- Work task A -
In the text on Section 8 housing, which state is Donald Gobin a landlord in?
- Work task B -
Give every person or character named in the text on Section 8 housing.

- Document text -

++++++

John Stossel: The Obama administration now proposes to spend millions more on handouts, despite ample evidence of their perverse effects.
I would argue that that is exactly WHY HE IS DOING IT and he knows exactly why he’s doing it. As usual, it’s political, not economical.
The more dependents, the more votes for more dependents, the more addicts for the never-ending hamster wheel to the promised land.
Shaun Donovan, secretary of the Department of Housing and Urban Development, says, “The single most important thing HUD does is provide rental assistance to America’s most vulnerable families — and the Obama administration is proposing bold steps to meet their needs.” They always propose “bold steps.”
In this case, HUD wants to spend millions more to renew Section 8 housing vouchers that help poor people pay rent.
Isn’t it curious 🙂 that Section 8 housing just happens to be named similar to : The term Section 8 refers to a category of discharge from the United States military when judged mentally unfit for duty. (It’s what Klinger was trying for for 11 years on M*A*S*H).
Coincidence? I doubt it. 🙂
The Section 8 program ballooned during the ’90s to “solve” a previous government failure: crime-ridden public housing. Rent vouchers allow the feds to disperse tenants from failed projects into private residencies. There, poor people would learn good habits from middle-class people.
It was a reasonable idea. But, as always, there were unintended consequences.
“On paper, Section 8 seems like it should be successful,” says Donald Gobin, a Section 8 landlord in New Hampshire. “But unless tenants have some unusual fire in their belly, the program hinders upward mobility.”

++++++

[Dataset entries]
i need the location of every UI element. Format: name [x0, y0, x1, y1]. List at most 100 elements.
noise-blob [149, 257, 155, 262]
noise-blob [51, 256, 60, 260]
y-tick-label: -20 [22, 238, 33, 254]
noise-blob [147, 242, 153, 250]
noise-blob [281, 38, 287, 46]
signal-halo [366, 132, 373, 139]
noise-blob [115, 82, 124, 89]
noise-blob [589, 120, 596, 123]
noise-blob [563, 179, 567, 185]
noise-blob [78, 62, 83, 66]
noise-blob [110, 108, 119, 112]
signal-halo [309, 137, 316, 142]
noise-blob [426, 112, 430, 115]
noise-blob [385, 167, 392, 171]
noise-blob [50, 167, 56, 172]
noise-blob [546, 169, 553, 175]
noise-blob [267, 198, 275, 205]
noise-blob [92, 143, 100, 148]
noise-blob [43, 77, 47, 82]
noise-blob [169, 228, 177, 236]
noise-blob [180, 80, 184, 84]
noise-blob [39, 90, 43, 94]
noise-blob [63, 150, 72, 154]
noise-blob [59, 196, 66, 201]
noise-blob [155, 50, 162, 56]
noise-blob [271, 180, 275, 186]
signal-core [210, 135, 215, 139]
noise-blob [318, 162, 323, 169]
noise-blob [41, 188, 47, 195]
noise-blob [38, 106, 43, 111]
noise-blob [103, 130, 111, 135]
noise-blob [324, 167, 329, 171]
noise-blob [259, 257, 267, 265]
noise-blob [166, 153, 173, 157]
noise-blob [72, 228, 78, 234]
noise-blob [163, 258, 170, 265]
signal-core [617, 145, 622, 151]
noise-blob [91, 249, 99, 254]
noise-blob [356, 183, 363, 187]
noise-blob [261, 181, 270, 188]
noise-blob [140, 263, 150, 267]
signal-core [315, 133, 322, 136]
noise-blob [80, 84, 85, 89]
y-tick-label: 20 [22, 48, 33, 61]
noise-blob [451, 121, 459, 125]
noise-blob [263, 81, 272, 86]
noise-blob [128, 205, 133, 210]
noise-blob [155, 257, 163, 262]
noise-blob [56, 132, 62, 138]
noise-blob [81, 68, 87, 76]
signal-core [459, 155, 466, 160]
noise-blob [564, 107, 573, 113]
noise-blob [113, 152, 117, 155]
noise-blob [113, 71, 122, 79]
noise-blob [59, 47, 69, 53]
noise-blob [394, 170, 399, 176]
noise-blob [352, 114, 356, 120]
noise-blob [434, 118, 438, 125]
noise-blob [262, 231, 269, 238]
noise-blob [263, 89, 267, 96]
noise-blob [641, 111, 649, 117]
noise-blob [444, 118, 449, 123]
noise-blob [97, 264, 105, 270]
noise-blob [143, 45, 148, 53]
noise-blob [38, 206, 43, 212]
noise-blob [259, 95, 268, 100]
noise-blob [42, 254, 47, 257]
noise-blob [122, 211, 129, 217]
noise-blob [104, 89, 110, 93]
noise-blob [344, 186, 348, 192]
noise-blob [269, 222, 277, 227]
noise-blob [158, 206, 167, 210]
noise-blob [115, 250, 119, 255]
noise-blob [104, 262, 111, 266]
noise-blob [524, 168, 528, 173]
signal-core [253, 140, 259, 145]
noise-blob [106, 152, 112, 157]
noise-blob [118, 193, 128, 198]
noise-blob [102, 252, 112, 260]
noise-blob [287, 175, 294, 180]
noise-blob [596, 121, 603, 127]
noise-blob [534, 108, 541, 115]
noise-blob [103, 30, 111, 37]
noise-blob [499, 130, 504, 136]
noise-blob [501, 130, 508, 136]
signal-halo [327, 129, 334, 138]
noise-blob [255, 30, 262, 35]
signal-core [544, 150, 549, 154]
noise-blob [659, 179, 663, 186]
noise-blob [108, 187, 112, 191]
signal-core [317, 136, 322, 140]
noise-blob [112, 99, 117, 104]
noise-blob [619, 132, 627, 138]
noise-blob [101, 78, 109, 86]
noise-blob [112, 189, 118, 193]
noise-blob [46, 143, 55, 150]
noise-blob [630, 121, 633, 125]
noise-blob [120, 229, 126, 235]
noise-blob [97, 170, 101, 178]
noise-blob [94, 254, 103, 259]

++++++

- Exercise solution A -
New Hampshire

- Exercise solution B -
John Stossel, Obama, Shaun Donovan, Klinger, Donald Gobin